### Fragment strony
■ ■ ■ ■ ■ ■ ■

Data: 2006-03-05 12:09:58
Temat: Re: O ogródkach działkowych inaczej :)
Od: "skryba" <z...@o...pl>
Pokaż wszystkie nagłówki
Użytkownik "Barbara Miącz" <s...@i...te.ria.pl> napisał w wiadomości
news:dua6s1$anp$1@inews.gazeta.pl...
> Użytkownik Jacek Gucio napisał:
>
> > Działki zmieniają swój charakter z warzywników na ogrody
rekreacyjne
>
> Ja to obserwuję z niepokojem.
> "Nowi " szukają do kupienia działki bez altanki, bo jak twierdzą ,
chcą
> sobie wybudować coś ładniejszego. Stara PRL-owska nie jest ładna,
ale
> kamienica z wybetonowanym tarasem na 300m działce też dobrze nie
wygląda.

■ ■ ■ ■ ■ ■ ■

### Dane do ćwiczenia
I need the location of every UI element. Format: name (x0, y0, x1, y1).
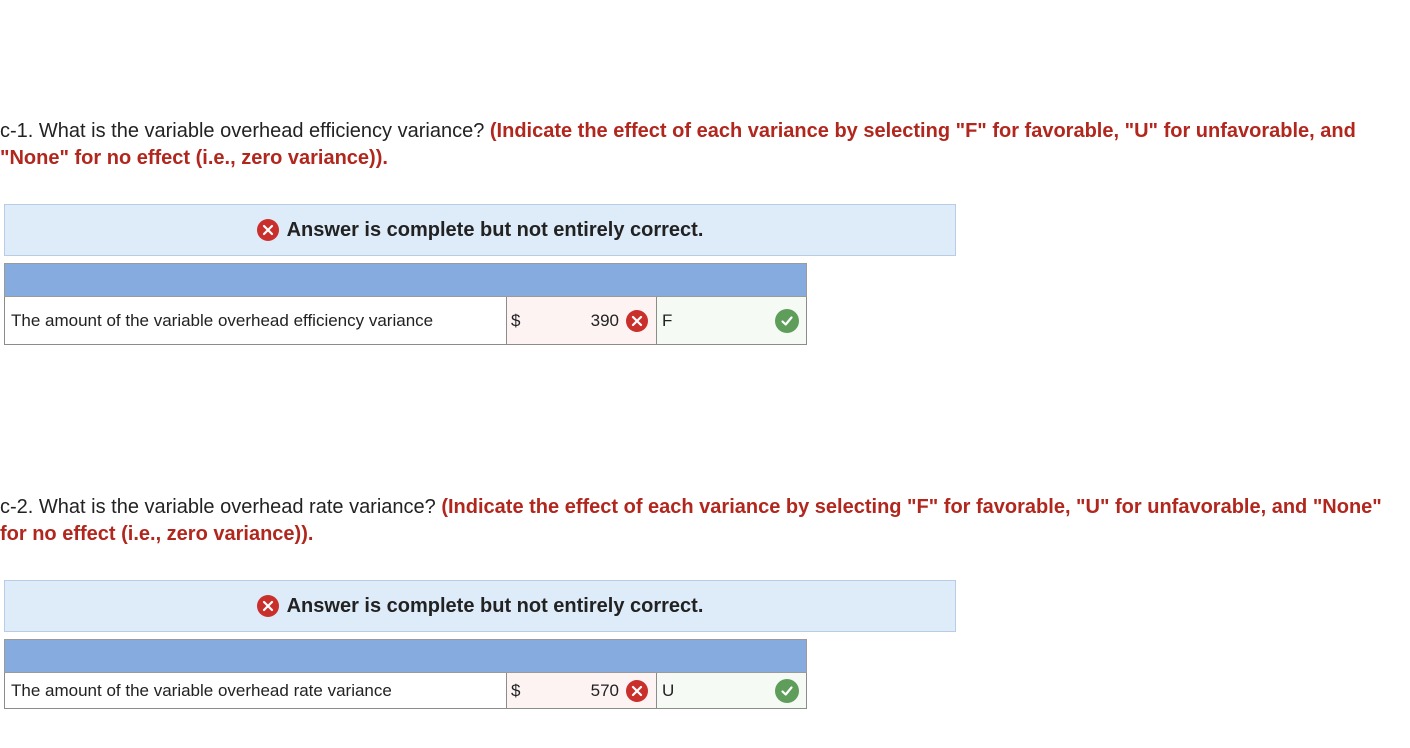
x-circle-icon (626, 679, 648, 702)
feedback-banner-c1: Answer is complete but not entirely corr… (4, 204, 956, 256)
x-circle-icon (256, 219, 279, 241)
answer-table-c2: The amount of the variable overhead rate… (4, 639, 807, 709)
table-row: The amount of the variable overhead rate… (4, 673, 807, 709)
table-row: The amount of the variable overhead effi… (4, 297, 807, 345)
row-label: The amount of the variable overhead effi… (5, 297, 507, 344)
question-c2: c-2. What is the variable overhead rate … (0, 494, 1400, 548)
question-c2-prompt: c-2. What is the variable overhead rate … (0, 496, 442, 518)
effect-select[interactable]: F (657, 297, 806, 344)
answer-table-c1: The amount of the variable overhead effi… (4, 263, 807, 345)
amount-value: 570 (590, 680, 619, 700)
table-header (4, 639, 807, 673)
table-header (4, 263, 807, 297)
question-c1-prompt: c-1. What is the variable overhead effic… (0, 120, 490, 142)
effect-select[interactable]: U (657, 673, 806, 708)
question-c1: c-1. What is the variable overhead effic… (0, 118, 1400, 172)
feedback-banner-c2: Answer is complete but not entirely corr… (4, 580, 956, 632)
feedback-message: Answer is complete but not entirely corr… (286, 218, 704, 241)
currency-symbol: $ (511, 310, 521, 330)
amount-value: 390 (590, 310, 619, 330)
x-circle-icon (626, 309, 648, 332)
check-circle-icon (775, 308, 799, 333)
effect-value: F (662, 310, 673, 330)
amount-field[interactable]: $ 390 (507, 297, 657, 344)
row-label: The amount of the variable overhead rate… (5, 673, 507, 708)
amount-field[interactable]: $ 570 (507, 673, 657, 708)
x-circle-icon (256, 595, 279, 617)
effect-value: U (662, 680, 675, 700)
currency-symbol: $ (511, 680, 521, 700)
check-circle-icon (775, 678, 799, 703)
feedback-message: Answer is complete but not entirely corr… (286, 594, 704, 617)
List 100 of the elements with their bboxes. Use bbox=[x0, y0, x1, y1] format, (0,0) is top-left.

■ ■ ■ ■ ■ ■ ■

### Polecenie 1
Zaktualizuj wiersze z danych do ćwiczenia, wpisując wszędzie „close-icon” zamiast „x-circle-icon”, a resztę zostaw bez zmian. Obrazków nie dołączaj do odpowiedzi.
### Polecenie 2
Dopisz dalszy ciąg wpisu o ogródkach działkowych.

### Odpowiedź 1
I need the location of every UI element. Format: name (x0, y0, x1, y1).
close-icon (626, 679, 648, 702)
feedback-banner-c1: Answer is complete but not entirely corr… (4, 204, 956, 256)
close-icon (256, 219, 279, 241)
answer-table-c2: The amount of the variable overhead rate… (4, 639, 807, 709)
table-row: The amount of the variable overhead rate… (4, 673, 807, 709)
table-row: The amount of the variable overhead effi… (4, 297, 807, 345)
row-label: The amount of the variable overhead effi… (5, 297, 507, 344)
question-c2: c-2. What is the variable overhead rate … (0, 494, 1400, 548)
question-c2-prompt: c-2. What is the variable overhead rate … (0, 496, 442, 518)
effect-select[interactable]: F (657, 297, 806, 344)
answer-table-c1: The amount of the variable overhead effi… (4, 263, 807, 345)
amount-value: 570 (590, 680, 619, 700)
table-header (4, 639, 807, 673)
table-header (4, 263, 807, 297)
question-c1-prompt: c-1. What is the variable overhead effic… (0, 120, 490, 142)
effect-select[interactable]: U (657, 673, 806, 708)
question-c1: c-1. What is the variable overhead effic… (0, 118, 1400, 172)
feedback-banner-c2: Answer is complete but not entirely corr… (4, 580, 956, 632)
feedback-message: Answer is complete but not entirely corr… (286, 218, 704, 241)
currency-symbol: $ (511, 310, 521, 330)
amount-value: 390 (590, 310, 619, 330)
close-icon (626, 309, 648, 332)
check-circle-icon (775, 308, 799, 333)
effect-value: F (662, 310, 673, 330)
amount-field[interactable]: $ 390 (507, 297, 657, 344)
row-label: The amount of the variable overhead rate… (5, 673, 507, 708)
amount-field[interactable]: $ 570 (507, 673, 657, 708)
close-icon (256, 595, 279, 617)
effect-value: U (662, 680, 675, 700)
currency-symbol: $ (511, 680, 521, 700)
check-circle-icon (775, 678, 799, 703)
feedback-message: Answer is complete but not entirely corr… (286, 594, 704, 617)
List 100 of the elements with their bboxes. Use bbox=[x0, y0, x1, y1] format, (0,0) is top-left.

### Odpowiedź 2
> A rekreacja polega na tym, że się zaprasza kilka osób, przynosi
napoje
> wyskokowe, samograja podkręca na full, rozpala w grillu ustawionym
po
> nawietrznej dla sąsiadów śmierdzący węgiel drzewny no i jest głośno,
> wesoło , śmierdzaco i swobodnie, również w słownictwie przy
dzieciach.
O to,to,to.
> Na większości działek mnóstwo kwiatów, trochę warzyw i owoców.
I betonowe ścieżki.
> Ale coraz trudniej o spokój , odpoczynek przy świergocie ptaków -
> taki sielankowy klimat.
>
> > działkowcy szukają modnych, dorodnych roślin ozdobnych.
>
> Inaczej:
> Iglaki, najlepiej od razu duże i trawnik
> a do niego obowiązkowo kosiarka, najlepiej spalinowa , bo nasze
działki
> elektryki nie mają.
> I tego coraz więcej.
>
> Pozdrawiam, Barbara
>
Bardzo trafne. Prądu i wody (w rurkach) też na działce nie mam.
Dirko chyba ma prąd na działce a mimo to
do koszenia trawki stosuje kosiarkę ręczną.
Też trochę terkocze ale nie śmierdzi spalinami.
:-)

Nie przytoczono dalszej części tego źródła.